## Written request
Repeat the entries below exactly as they appear, with no pictures.

----------------

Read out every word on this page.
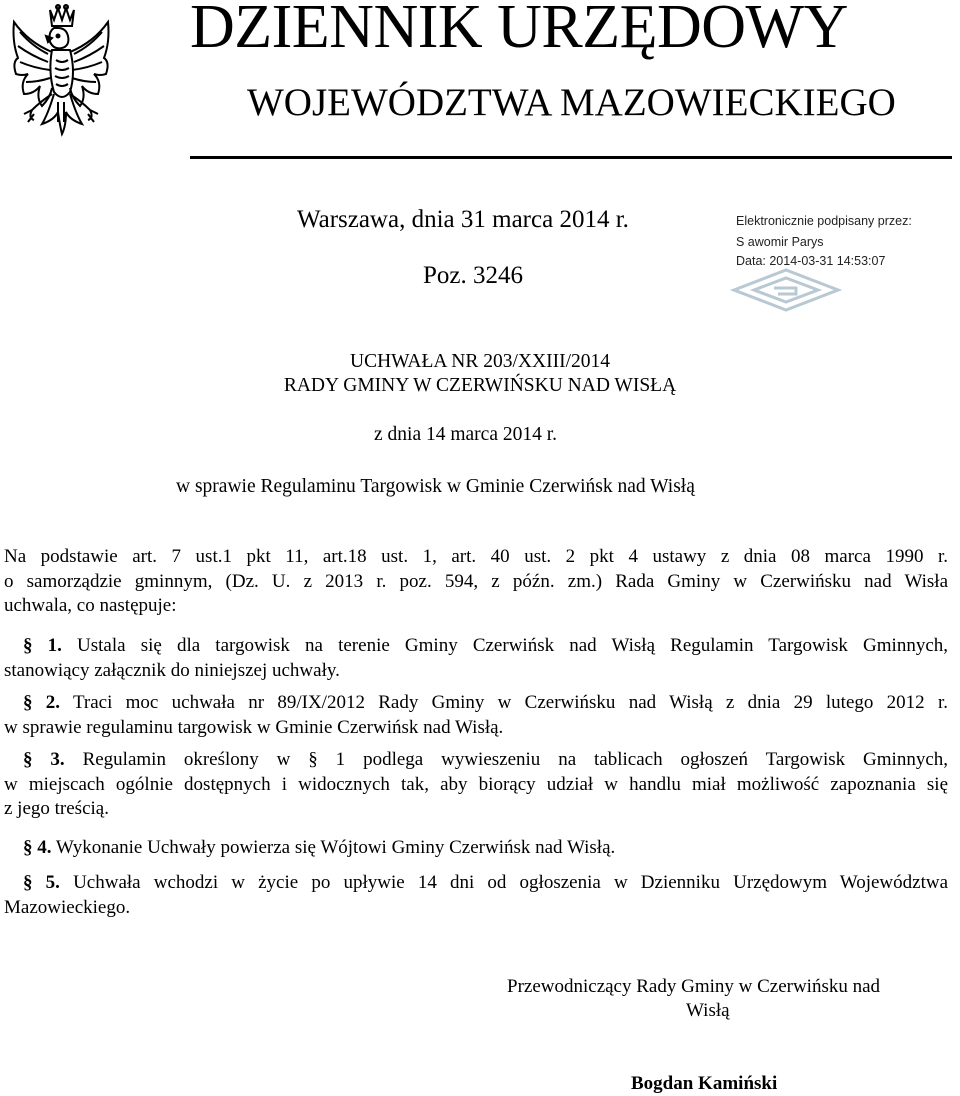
DZIENNIK URZĘDOWY
WOJEWÓDZTWA MAZOWIECKIEGO
Warszawa, dnia 31 marca 2014 r.
Poz. 3246
Elektronicznie podpisany przez:
S awomir Parys
Data: 2014-03-31 14:53:07
UCHWAŁA NR 203/XXIII/2014
RADY GMINY W CZERWIŃSKU NAD WISŁĄ
z dnia 14 marca 2014 r.
w sprawie Regulaminu Targowisk w Gminie Czerwińsk nad Wisłą
Na podstawie art. 7 ust.1 pkt 11, art.18 ust. 1, art. 40 ust. 2 pkt 4 ustawy z dnia 08 marca 1990 r.
o samorządzie gminnym, (Dz. U. z 2013 r. poz. 594, z późn. zm.) Rada Gminy w Czerwińsku nad Wisła
uchwala, co następuje:
 § 1. Ustala się dla targowisk na terenie Gminy Czerwińsk nad Wisłą Regulamin Targowisk Gminnych,
stanowiący załącznik do niniejszej uchwały.
 § 2. Traci moc uchwała nr 89/IX/2012 Rady Gminy w Czerwińsku nad Wisłą z dnia 29 lutego 2012 r.
w sprawie regulaminu targowisk w Gminie Czerwińsk nad Wisłą.
 § 3. Regulamin określony w § 1 podlega wywieszeniu na tablicach ogłoszeń Targowisk Gminnych,
w miejscach ogólnie dostępnych i widocznych tak, aby biorący udział w handlu miał możliwość zapoznania się
z jego treścią.
 § 4. Wykonanie Uchwały powierza się Wójtowi Gminy Czerwińsk nad Wisłą.
 § 5. Uchwała wchodzi w życie po upływie 14 dni od ogłoszenia w Dzienniku Urzędowym Województwa
Mazowieckiego.
Przewodniczący Rady Gminy w Czerwińsku nad
Wisłą
Bogdan Kamiński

----------------

## Worked solution
Read out every word on this page.
DZIENNIK URZĘDOWY
WOJEWÓDZTWA MAZOWIECKIEGO
Warszawa, dnia 31 marca 2014 r.
Poz. 3246
Elektronicznie podpisany przez:
S awomir Parys
Data: 2014-03-31 14:53:07
UCHWAŁA NR 203/XXIII/2014
RADY GMINY W CZERWIŃSKU NAD WISŁĄ
z dnia 14 marca 2014 r.
w sprawie Regulaminu Targowisk w Gminie Czerwińsk nad Wisłą
Na podstawie art. 7 ust.1 pkt 11, art.18 ust. 1, art. 40 ust. 2 pkt 4 ustawy z dnia 08 marca 1990 r.
o samorządzie gminnym, (Dz. U. z 2013 r. poz. 594, z późn. zm.) Rada Gminy w Czerwińsku nad Wisła
uchwala, co następuje:
 § 1. Ustala się dla targowisk na terenie Gminy Czerwińsk nad Wisłą Regulamin Targowisk Gminnych,
stanowiący załącznik do niniejszej uchwały.
 § 2. Traci moc uchwała nr 89/IX/2012 Rady Gminy w Czerwińsku nad Wisłą z dnia 29 lutego 2012 r.
w sprawie regulaminu targowisk w Gminie Czerwińsk nad Wisłą.
 § 3. Regulamin określony w § 1 podlega wywieszeniu na tablicach ogłoszeń Targowisk Gminnych,
w miejscach ogólnie dostępnych i widocznych tak, aby biorący udział w handlu miał możliwość zapoznania się
z jego treścią.
 § 4. Wykonanie Uchwały powierza się Wójtowi Gminy Czerwińsk nad Wisłą.
 § 5. Uchwała wchodzi w życie po upływie 14 dni od ogłoszenia w Dzienniku Urzędowym Województwa
Mazowieckiego.
Przewodniczący Rady Gminy w Czerwińsku nad
Wisłą
Bogdan Kamiński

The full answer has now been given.